PROBLEM TO WORK ON:
Locate all lines with the word "into" and copy them out.

DATASET EXCERPTS:
========

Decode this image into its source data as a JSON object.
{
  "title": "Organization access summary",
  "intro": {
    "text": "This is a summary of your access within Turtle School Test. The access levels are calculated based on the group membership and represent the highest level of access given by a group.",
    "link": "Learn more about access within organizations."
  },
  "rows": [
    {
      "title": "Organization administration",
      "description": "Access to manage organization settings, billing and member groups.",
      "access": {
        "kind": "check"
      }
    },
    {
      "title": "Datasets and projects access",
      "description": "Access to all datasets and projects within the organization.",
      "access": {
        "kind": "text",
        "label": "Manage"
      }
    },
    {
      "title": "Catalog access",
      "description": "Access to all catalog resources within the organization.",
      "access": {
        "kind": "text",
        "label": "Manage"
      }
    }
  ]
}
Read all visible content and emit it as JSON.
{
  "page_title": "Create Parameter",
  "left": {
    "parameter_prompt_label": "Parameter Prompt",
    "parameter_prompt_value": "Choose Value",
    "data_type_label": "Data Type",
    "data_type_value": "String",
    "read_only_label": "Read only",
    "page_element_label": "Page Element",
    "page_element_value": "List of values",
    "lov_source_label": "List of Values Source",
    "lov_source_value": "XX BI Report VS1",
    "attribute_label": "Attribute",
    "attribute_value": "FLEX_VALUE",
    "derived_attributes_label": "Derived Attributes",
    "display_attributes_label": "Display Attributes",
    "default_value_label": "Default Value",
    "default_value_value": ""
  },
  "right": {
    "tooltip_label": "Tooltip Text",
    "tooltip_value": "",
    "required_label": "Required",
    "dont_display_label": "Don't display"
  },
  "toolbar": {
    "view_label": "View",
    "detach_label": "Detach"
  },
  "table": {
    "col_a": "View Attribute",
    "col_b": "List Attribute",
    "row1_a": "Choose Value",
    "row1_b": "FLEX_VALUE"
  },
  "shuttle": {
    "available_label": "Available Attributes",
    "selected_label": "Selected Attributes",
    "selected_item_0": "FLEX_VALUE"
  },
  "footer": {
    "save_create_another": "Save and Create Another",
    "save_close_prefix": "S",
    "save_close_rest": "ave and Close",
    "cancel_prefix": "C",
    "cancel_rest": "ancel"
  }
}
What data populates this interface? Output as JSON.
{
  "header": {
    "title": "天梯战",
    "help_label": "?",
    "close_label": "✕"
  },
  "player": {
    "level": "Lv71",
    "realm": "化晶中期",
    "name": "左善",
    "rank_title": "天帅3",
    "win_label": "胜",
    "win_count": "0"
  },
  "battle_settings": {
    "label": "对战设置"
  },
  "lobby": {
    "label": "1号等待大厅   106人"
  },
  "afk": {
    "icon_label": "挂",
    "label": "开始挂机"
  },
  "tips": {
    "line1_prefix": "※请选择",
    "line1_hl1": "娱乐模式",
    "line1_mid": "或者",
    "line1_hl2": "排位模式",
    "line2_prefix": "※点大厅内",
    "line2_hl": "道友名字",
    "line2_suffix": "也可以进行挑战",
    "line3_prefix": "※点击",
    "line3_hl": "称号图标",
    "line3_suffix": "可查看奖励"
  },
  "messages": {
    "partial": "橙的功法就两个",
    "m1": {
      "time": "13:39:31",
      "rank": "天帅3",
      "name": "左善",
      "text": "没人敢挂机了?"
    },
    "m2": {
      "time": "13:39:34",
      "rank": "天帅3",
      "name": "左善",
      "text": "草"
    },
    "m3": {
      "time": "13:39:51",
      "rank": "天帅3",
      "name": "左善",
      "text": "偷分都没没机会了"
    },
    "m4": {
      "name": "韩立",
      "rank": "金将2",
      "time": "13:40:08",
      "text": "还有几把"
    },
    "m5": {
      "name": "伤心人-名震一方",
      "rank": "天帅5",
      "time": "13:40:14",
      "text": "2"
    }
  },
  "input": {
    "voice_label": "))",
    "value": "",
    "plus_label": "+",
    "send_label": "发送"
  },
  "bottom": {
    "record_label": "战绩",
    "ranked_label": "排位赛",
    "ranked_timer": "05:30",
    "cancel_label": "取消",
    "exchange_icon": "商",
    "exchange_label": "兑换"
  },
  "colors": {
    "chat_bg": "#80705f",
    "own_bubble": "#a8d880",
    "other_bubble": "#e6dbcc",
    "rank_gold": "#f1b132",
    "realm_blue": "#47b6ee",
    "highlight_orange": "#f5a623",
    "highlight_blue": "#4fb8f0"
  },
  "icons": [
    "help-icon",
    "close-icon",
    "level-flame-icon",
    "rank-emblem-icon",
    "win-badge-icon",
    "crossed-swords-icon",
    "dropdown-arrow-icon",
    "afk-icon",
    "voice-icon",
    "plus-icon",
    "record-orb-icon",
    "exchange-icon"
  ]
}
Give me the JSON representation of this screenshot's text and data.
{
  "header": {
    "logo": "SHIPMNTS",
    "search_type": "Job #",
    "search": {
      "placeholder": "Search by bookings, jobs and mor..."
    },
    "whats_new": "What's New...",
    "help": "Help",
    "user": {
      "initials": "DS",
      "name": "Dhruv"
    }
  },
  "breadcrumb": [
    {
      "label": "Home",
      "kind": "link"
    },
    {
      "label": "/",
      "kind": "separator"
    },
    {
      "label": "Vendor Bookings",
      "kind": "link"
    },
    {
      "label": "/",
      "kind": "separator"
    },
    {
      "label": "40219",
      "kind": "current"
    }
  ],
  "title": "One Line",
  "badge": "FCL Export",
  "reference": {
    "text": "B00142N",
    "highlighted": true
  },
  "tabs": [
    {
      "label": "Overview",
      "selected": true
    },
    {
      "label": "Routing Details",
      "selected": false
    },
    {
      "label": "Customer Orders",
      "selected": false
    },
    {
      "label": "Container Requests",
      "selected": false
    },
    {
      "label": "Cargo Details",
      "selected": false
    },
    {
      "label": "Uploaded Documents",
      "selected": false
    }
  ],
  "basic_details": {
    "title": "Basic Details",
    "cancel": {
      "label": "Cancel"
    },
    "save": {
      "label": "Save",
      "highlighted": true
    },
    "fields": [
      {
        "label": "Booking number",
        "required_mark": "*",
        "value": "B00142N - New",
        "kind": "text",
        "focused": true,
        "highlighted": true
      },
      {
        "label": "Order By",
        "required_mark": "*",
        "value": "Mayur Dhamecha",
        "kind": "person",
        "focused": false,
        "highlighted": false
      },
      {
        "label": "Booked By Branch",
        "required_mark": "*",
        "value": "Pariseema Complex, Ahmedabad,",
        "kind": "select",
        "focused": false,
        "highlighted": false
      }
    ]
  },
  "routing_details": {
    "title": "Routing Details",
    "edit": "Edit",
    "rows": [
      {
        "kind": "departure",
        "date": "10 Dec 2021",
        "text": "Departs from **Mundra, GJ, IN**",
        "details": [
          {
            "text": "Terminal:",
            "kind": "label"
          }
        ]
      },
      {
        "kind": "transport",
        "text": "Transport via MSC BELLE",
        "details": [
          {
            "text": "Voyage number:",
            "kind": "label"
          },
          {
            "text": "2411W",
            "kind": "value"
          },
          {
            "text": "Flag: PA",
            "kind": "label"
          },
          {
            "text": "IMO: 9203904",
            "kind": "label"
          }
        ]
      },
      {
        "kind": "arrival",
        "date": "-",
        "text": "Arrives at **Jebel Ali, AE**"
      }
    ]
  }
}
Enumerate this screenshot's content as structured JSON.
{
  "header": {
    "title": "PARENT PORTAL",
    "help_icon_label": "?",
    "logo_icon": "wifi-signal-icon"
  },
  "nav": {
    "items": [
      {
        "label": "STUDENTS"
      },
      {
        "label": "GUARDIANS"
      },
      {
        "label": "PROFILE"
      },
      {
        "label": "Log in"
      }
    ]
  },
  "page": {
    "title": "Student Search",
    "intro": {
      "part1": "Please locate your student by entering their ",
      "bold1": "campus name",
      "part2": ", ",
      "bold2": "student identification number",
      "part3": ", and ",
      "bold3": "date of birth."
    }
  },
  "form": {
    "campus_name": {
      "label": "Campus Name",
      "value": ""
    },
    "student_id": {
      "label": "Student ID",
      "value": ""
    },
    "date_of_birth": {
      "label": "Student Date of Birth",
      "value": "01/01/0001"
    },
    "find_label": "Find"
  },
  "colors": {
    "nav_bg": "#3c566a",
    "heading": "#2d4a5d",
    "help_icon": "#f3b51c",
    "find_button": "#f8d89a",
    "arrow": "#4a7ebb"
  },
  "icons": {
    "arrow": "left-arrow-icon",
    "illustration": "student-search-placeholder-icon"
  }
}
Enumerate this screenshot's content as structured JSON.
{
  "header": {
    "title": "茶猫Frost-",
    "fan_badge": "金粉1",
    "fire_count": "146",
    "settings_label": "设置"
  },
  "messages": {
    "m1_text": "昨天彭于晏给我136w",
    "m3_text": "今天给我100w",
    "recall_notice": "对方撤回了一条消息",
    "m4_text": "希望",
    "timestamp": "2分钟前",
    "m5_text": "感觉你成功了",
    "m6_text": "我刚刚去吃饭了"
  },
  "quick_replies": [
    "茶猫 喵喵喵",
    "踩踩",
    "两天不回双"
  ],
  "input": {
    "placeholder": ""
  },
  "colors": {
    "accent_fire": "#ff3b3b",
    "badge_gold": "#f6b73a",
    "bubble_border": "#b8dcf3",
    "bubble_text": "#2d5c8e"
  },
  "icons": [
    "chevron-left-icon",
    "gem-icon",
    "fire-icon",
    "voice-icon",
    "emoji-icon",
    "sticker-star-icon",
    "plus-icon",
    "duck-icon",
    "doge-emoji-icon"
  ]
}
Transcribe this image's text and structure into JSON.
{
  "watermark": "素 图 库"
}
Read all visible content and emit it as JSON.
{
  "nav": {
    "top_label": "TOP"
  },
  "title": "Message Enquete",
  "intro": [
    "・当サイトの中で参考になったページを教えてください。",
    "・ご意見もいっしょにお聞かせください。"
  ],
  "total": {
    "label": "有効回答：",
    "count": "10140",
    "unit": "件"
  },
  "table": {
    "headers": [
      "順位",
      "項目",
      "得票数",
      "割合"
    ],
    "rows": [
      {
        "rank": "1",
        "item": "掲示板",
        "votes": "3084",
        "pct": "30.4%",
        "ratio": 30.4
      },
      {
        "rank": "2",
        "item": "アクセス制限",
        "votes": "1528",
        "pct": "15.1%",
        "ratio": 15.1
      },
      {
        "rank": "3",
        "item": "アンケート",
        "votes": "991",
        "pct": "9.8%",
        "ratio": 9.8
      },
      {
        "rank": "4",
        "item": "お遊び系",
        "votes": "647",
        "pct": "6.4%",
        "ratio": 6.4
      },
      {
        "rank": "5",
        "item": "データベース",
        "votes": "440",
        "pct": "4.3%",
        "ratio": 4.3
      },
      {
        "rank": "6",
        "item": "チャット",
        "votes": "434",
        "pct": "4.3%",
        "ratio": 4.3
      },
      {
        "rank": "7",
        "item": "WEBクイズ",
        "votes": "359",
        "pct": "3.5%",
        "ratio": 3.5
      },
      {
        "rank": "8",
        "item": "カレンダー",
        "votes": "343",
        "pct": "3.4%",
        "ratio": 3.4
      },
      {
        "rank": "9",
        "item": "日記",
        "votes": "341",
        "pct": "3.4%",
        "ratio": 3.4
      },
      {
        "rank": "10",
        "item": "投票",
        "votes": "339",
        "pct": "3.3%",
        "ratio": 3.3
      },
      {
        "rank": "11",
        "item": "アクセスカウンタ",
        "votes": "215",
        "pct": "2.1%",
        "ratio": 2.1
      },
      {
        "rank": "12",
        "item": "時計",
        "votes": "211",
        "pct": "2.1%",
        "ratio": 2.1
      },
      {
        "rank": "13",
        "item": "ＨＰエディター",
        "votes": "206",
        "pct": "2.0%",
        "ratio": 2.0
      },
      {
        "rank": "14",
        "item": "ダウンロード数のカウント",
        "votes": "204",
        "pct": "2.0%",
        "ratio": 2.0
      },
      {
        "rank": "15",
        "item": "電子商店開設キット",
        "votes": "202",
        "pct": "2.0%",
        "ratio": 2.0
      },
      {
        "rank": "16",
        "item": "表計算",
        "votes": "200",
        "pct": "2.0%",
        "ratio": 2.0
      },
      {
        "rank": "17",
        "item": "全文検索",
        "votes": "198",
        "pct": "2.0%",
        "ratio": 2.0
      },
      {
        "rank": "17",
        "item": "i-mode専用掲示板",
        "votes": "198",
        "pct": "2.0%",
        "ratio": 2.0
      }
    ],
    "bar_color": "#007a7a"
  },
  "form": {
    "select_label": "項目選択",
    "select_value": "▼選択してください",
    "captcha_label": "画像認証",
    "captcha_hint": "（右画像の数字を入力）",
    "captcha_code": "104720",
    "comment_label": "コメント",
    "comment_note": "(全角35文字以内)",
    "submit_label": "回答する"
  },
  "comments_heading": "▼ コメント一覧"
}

========

FINAL ANSWER:
Decode this image into its source data as a JSON object.
Transcribe this image's text and structure into JSON.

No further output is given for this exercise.